— BEGIN —

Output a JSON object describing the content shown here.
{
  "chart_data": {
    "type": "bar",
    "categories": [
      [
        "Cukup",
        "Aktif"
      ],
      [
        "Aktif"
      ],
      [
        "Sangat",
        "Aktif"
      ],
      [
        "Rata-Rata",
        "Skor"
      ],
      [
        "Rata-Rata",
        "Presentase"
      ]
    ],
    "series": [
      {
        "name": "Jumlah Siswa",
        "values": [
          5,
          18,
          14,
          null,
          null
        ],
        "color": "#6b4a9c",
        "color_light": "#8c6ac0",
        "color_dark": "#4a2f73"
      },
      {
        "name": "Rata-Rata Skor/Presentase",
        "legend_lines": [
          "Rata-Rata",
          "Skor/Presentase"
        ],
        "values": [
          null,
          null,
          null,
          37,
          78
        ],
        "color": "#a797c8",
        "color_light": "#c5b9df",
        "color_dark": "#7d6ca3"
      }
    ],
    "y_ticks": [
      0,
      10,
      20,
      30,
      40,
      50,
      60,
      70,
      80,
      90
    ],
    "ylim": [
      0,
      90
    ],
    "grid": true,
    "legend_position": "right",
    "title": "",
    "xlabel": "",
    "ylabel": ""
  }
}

— END —

-- Exercise objective --
All of the lines above need to be given again exactly.

-- Solution --
Output a JSON object describing the content shown here.
{
  "chart_data": {
    "type": "bar",
    "categories": [
      [
        "Cukup",
        "Aktif"
      ],
      [
        "Aktif"
      ],
      [
        "Sangat",
        "Aktif"
      ],
      [
        "Rata-Rata",
        "Skor"
      ],
      [
        "Rata-Rata",
        "Presentase"
      ]
    ],
    "series": [
      {
        "name": "Jumlah Siswa",
        "values": [
          5,
          18,
          14,
          null,
          null
        ],
        "color": "#6b4a9c",
        "color_light": "#8c6ac0",
        "color_dark": "#4a2f73"
      },
      {
        "name": "Rata-Rata Skor/Presentase",
        "legend_lines": [
          "Rata-Rata",
          "Skor/Presentase"
        ],
        "values": [
          null,
          null,
          null,
          37,
          78
        ],
        "color": "#a797c8",
        "color_light": "#c5b9df",
        "color_dark": "#7d6ca3"
      }
    ],
    "y_ticks": [
      0,
      10,
      20,
      30,
      40,
      50,
      60,
      70,
      80,
      90
    ],
    "ylim": [
      0,
      90
    ],
    "grid": true,
    "legend_position": "right",
    "title": "",
    "xlabel": "",
    "ylabel": ""
  }
}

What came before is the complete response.